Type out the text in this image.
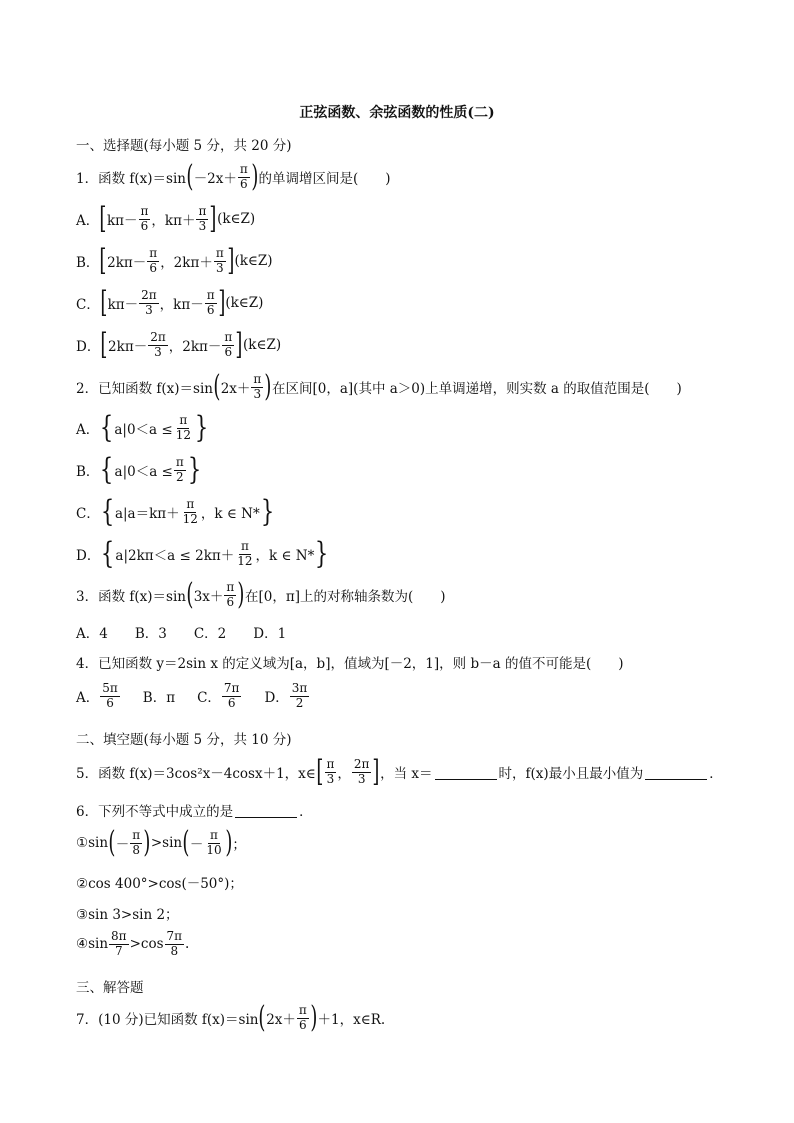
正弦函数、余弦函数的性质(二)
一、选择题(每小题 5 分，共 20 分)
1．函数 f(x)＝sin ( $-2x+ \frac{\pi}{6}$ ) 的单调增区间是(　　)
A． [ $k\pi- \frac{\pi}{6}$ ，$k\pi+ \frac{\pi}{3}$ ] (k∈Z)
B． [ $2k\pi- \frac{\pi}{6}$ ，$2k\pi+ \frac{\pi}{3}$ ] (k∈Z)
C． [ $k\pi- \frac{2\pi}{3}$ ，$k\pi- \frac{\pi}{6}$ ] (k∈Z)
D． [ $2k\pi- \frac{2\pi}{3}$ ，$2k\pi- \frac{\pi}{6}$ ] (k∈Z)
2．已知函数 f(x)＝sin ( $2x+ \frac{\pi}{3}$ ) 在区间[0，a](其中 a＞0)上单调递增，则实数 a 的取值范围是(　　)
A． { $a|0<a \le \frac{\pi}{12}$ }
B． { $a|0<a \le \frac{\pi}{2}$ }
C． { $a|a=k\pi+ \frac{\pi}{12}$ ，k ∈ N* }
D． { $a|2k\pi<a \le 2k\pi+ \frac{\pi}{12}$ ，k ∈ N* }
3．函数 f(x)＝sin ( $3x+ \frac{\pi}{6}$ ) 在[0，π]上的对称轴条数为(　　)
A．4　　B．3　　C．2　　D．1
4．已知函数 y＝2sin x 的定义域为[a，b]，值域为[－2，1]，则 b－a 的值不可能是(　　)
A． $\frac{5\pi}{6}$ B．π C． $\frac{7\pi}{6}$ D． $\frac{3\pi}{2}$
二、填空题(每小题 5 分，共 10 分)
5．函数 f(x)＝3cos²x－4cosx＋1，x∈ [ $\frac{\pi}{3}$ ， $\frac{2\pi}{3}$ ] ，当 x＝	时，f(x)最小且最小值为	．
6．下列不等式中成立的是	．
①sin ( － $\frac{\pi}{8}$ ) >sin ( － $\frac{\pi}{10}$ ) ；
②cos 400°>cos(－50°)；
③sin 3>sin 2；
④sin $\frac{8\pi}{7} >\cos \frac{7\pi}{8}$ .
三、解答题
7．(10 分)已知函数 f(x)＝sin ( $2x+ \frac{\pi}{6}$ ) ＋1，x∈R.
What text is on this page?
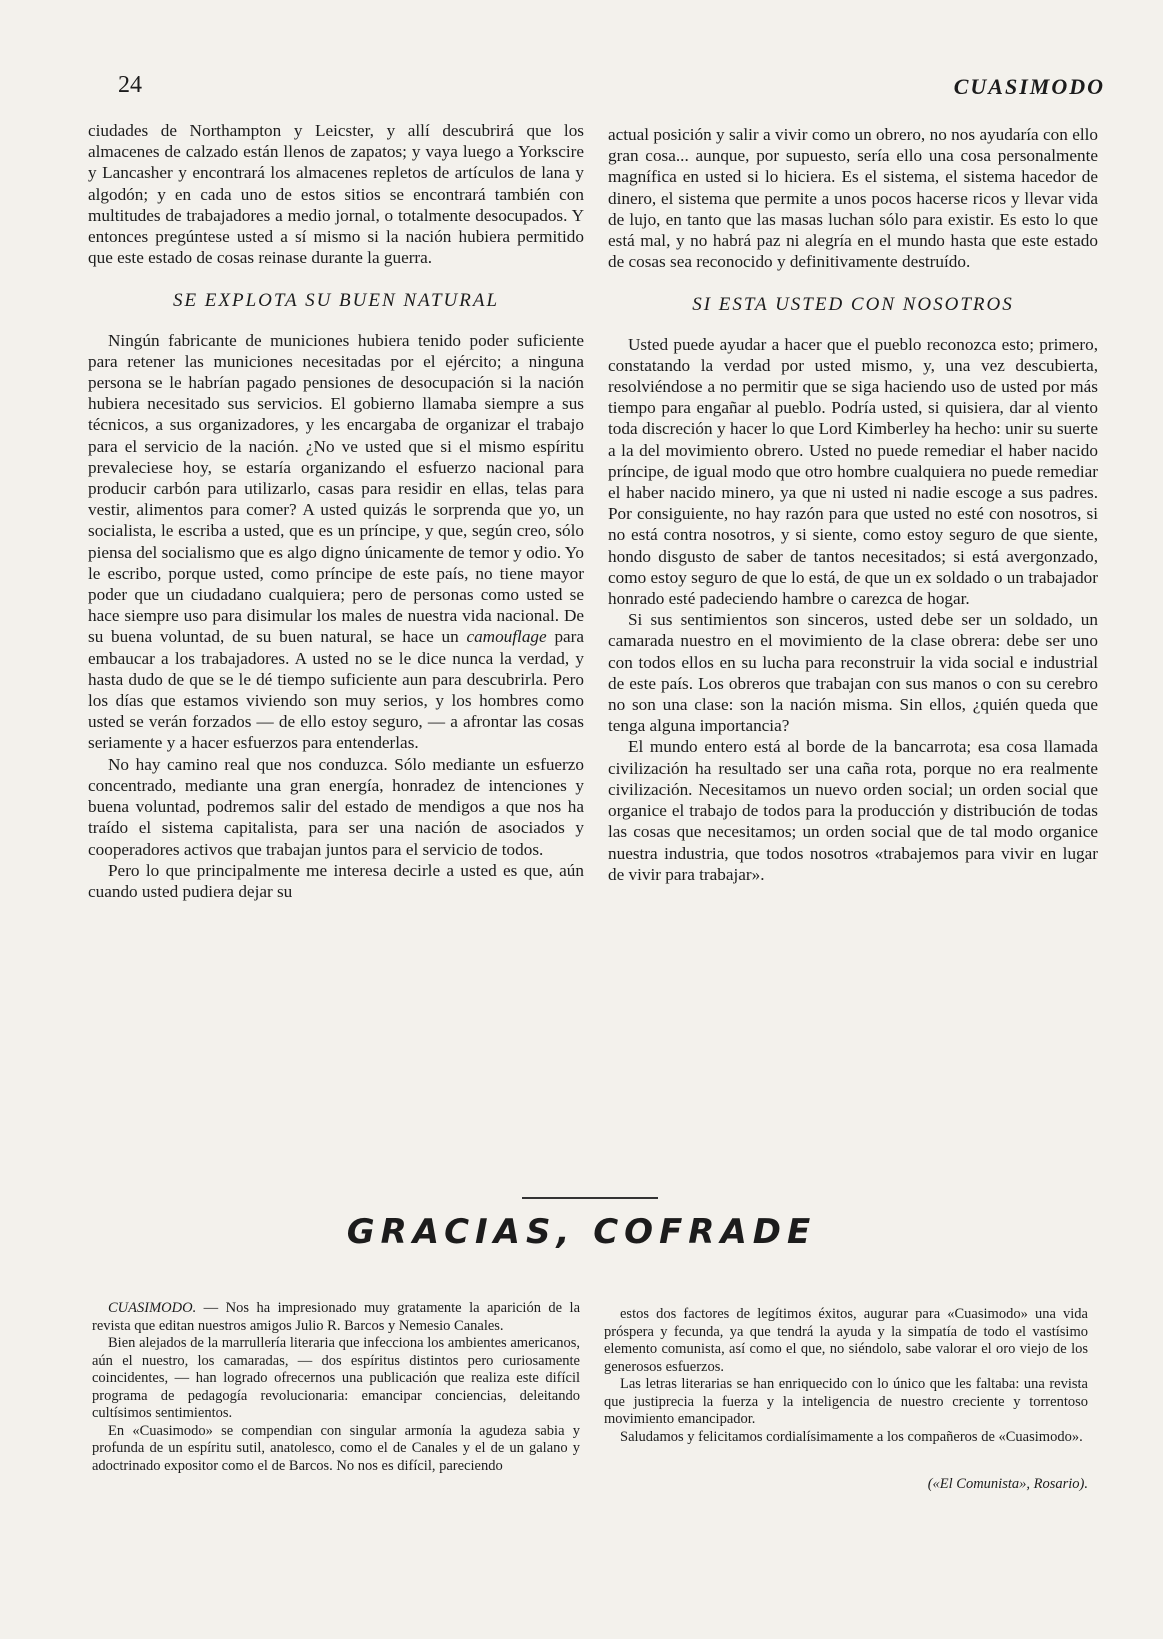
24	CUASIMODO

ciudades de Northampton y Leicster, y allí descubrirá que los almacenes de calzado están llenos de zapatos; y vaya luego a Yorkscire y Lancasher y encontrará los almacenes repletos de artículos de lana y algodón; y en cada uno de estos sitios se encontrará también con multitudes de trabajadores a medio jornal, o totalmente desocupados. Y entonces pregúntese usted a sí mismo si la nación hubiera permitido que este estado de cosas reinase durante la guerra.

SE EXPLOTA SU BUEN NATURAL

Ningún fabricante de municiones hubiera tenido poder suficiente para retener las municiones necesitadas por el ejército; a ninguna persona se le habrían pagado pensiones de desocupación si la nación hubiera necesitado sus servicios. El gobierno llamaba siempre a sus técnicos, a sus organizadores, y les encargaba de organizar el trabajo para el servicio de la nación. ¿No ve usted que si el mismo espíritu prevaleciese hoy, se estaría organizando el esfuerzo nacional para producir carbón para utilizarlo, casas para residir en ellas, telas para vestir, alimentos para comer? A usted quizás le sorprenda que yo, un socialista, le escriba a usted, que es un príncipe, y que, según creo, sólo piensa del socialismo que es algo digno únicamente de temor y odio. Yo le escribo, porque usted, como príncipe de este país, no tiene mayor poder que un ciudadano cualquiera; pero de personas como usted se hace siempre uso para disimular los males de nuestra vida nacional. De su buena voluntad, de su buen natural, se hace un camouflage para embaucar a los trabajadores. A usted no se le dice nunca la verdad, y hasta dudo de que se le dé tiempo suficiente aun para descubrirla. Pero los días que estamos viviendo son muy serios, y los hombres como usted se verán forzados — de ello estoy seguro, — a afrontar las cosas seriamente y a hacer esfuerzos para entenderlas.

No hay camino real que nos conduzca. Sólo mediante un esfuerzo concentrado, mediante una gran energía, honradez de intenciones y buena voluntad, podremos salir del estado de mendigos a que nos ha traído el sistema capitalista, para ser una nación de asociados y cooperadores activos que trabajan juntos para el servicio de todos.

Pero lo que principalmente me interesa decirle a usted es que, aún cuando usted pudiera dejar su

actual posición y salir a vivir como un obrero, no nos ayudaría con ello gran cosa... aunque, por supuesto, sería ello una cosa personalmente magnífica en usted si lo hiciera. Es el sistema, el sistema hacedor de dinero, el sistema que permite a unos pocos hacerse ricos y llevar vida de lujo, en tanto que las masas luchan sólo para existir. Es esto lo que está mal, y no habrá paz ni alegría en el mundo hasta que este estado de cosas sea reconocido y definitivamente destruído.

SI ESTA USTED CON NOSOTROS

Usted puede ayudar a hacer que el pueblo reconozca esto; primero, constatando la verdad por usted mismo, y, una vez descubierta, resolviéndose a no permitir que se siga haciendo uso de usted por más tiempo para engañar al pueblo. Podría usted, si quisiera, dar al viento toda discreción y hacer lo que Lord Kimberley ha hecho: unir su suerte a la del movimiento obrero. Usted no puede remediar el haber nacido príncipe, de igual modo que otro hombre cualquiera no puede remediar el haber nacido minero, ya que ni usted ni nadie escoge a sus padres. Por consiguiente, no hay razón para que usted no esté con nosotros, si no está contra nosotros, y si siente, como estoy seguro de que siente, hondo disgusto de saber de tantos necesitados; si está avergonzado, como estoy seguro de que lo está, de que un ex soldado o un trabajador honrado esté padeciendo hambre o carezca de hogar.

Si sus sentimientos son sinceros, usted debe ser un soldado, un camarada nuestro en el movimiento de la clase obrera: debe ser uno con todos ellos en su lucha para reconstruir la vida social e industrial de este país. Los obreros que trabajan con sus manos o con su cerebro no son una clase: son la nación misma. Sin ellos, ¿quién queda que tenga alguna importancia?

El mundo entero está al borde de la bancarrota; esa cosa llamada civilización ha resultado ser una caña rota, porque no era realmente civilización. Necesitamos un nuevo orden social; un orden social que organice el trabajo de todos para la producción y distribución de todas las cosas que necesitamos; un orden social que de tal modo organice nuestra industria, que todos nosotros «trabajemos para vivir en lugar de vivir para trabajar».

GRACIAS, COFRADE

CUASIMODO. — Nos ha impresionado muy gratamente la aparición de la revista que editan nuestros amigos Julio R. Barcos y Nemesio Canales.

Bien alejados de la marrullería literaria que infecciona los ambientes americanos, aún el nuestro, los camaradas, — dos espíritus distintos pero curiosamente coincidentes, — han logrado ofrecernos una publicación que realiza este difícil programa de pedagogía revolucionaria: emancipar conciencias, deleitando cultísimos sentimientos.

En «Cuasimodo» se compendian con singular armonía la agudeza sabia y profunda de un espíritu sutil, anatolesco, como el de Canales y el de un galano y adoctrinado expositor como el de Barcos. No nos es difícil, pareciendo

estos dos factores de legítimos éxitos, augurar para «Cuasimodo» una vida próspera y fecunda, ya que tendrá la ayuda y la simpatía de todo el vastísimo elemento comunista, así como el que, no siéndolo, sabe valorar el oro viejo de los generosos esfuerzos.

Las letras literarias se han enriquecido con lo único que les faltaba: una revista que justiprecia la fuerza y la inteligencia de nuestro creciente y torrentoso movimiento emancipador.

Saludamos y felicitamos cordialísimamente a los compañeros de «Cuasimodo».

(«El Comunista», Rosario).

_Short task_
Every record above should be transcribed exactly; the pictures stay out of the copy.

_Written answer_
Type out the text in this image.
正弦函数、余弦函数的性质(二)
一、选择题(每小题 5 分，共 20 分)
1．函数 f(x)＝sin ( $-2x+ \frac{\pi}{6}$ ) 的单调增区间是(　　)
A． [ $k\pi- \frac{\pi}{6}$ ，$k\pi+ \frac{\pi}{3}$ ] (k∈Z)
B． [ $2k\pi- \frac{\pi}{6}$ ，$2k\pi+ \frac{\pi}{3}$ ] (k∈Z)
C． [ $k\pi- \frac{2\pi}{3}$ ，$k\pi- \frac{\pi}{6}$ ] (k∈Z)
D． [ $2k\pi- \frac{2\pi}{3}$ ，$2k\pi- \frac{\pi}{6}$ ] (k∈Z)
2．已知函数 f(x)＝sin ( $2x+ \frac{\pi}{3}$ ) 在区间[0，a](其中 a＞0)上单调递增，则实数 a 的取值范围是(　　)
A． { $a|0<a \le \frac{\pi}{12}$ }
B． { $a|0<a \le \frac{\pi}{2}$ }
C． { $a|a=k\pi+ \frac{\pi}{12}$ ，k ∈ N* }
D． { $a|2k\pi<a \le 2k\pi+ \frac{\pi}{12}$ ，k ∈ N* }
3．函数 f(x)＝sin ( $3x+ \frac{\pi}{6}$ ) 在[0，π]上的对称轴条数为(　　)
A．4　　B．3　　C．2　　D．1
4．已知函数 y＝2sin x 的定义域为[a，b]，值域为[－2，1]，则 b－a 的值不可能是(　　)
A． $\frac{5\pi}{6}$ B．π C． $\frac{7\pi}{6}$ D． $\frac{3\pi}{2}$
二、填空题(每小题 5 分，共 10 分)
5．函数 f(x)＝3cos²x－4cosx＋1，x∈ [ $\frac{\pi}{3}$ ， $\frac{2\pi}{3}$ ] ，当 x＝	时，f(x)最小且最小值为	．
6．下列不等式中成立的是	．
①sin ( － $\frac{\pi}{8}$ ) >sin ( － $\frac{\pi}{10}$ ) ；
②cos 400°>cos(－50°)；
③sin 3>sin 2；
④sin $\frac{8\pi}{7} >\cos \frac{7\pi}{8}$ .
三、解答题
7．(10 分)已知函数 f(x)＝sin ( $2x+ \frac{\pi}{6}$ ) ＋1，x∈R.
What text is on this page?
24	CUASIMODO

ciudades de Northampton y Leicster, y allí descubrirá que los almacenes de calzado están llenos de zapatos; y vaya luego a Yorkscire y Lancasher y encontrará los almacenes repletos de artículos de lana y algodón; y en cada uno de estos sitios se encontrará también con multitudes de trabajadores a medio jornal, o totalmente desocupados. Y entonces pregúntese usted a sí mismo si la nación hubiera permitido que este estado de cosas reinase durante la guerra.

SE EXPLOTA SU BUEN NATURAL

Ningún fabricante de municiones hubiera tenido poder suficiente para retener las municiones necesitadas por el ejército; a ninguna persona se le habrían pagado pensiones de desocupación si la nación hubiera necesitado sus servicios. El gobierno llamaba siempre a sus técnicos, a sus organizadores, y les encargaba de organizar el trabajo para el servicio de la nación. ¿No ve usted que si el mismo espíritu prevaleciese hoy, se estaría organizando el esfuerzo nacional para producir carbón para utilizarlo, casas para residir en ellas, telas para vestir, alimentos para comer? A usted quizás le sorprenda que yo, un socialista, le escriba a usted, que es un príncipe, y que, según creo, sólo piensa del socialismo que es algo digno únicamente de temor y odio. Yo le escribo, porque usted, como príncipe de este país, no tiene mayor poder que un ciudadano cualquiera; pero de personas como usted se hace siempre uso para disimular los males de nuestra vida nacional. De su buena voluntad, de su buen natural, se hace un camouflage para embaucar a los trabajadores. A usted no se le dice nunca la verdad, y hasta dudo de que se le dé tiempo suficiente aun para descubrirla. Pero los días que estamos viviendo son muy serios, y los hombres como usted se verán forzados — de ello estoy seguro, — a afrontar las cosas seriamente y a hacer esfuerzos para entenderlas.

No hay camino real que nos conduzca. Sólo mediante un esfuerzo concentrado, mediante una gran energía, honradez de intenciones y buena voluntad, podremos salir del estado de mendigos a que nos ha traído el sistema capitalista, para ser una nación de asociados y cooperadores activos que trabajan juntos para el servicio de todos.

Pero lo que principalmente me interesa decirle a usted es que, aún cuando usted pudiera dejar su

actual posición y salir a vivir como un obrero, no nos ayudaría con ello gran cosa... aunque, por supuesto, sería ello una cosa personalmente magnífica en usted si lo hiciera. Es el sistema, el sistema hacedor de dinero, el sistema que permite a unos pocos hacerse ricos y llevar vida de lujo, en tanto que las masas luchan sólo para existir. Es esto lo que está mal, y no habrá paz ni alegría en el mundo hasta que este estado de cosas sea reconocido y definitivamente destruído.

SI ESTA USTED CON NOSOTROS

Usted puede ayudar a hacer que el pueblo reconozca esto; primero, constatando la verdad por usted mismo, y, una vez descubierta, resolviéndose a no permitir que se siga haciendo uso de usted por más tiempo para engañar al pueblo. Podría usted, si quisiera, dar al viento toda discreción y hacer lo que Lord Kimberley ha hecho: unir su suerte a la del movimiento obrero. Usted no puede remediar el haber nacido príncipe, de igual modo que otro hombre cualquiera no puede remediar el haber nacido minero, ya que ni usted ni nadie escoge a sus padres. Por consiguiente, no hay razón para que usted no esté con nosotros, si no está contra nosotros, y si siente, como estoy seguro de que siente, hondo disgusto de saber de tantos necesitados; si está avergonzado, como estoy seguro de que lo está, de que un ex soldado o un trabajador honrado esté padeciendo hambre o carezca de hogar.

Si sus sentimientos son sinceros, usted debe ser un soldado, un camarada nuestro en el movimiento de la clase obrera: debe ser uno con todos ellos en su lucha para reconstruir la vida social e industrial de este país. Los obreros que trabajan con sus manos o con su cerebro no son una clase: son la nación misma. Sin ellos, ¿quién queda que tenga alguna importancia?

El mundo entero está al borde de la bancarrota; esa cosa llamada civilización ha resultado ser una caña rota, porque no era realmente civilización. Necesitamos un nuevo orden social; un orden social que organice el trabajo de todos para la producción y distribución de todas las cosas que necesitamos; un orden social que de tal modo organice nuestra industria, que todos nosotros «trabajemos para vivir en lugar de vivir para trabajar».

GRACIAS, COFRADE

CUASIMODO. — Nos ha impresionado muy gratamente la aparición de la revista que editan nuestros amigos Julio R. Barcos y Nemesio Canales.

Bien alejados de la marrullería literaria que infecciona los ambientes americanos, aún el nuestro, los camaradas, — dos espíritus distintos pero curiosamente coincidentes, — han logrado ofrecernos una publicación que realiza este difícil programa de pedagogía revolucionaria: emancipar conciencias, deleitando cultísimos sentimientos.

En «Cuasimodo» se compendian con singular armonía la agudeza sabia y profunda de un espíritu sutil, anatolesco, como el de Canales y el de un galano y adoctrinado expositor como el de Barcos. No nos es difícil, pareciendo

estos dos factores de legítimos éxitos, augurar para «Cuasimodo» una vida próspera y fecunda, ya que tendrá la ayuda y la simpatía de todo el vastísimo elemento comunista, así como el que, no siéndolo, sabe valorar el oro viejo de los generosos esfuerzos.

Las letras literarias se han enriquecido con lo único que les faltaba: una revista que justiprecia la fuerza y la inteligencia de nuestro creciente y torrentoso movimiento emancipador.

Saludamos y felicitamos cordialísimamente a los compañeros de «Cuasimodo».

(«El Comunista», Rosario).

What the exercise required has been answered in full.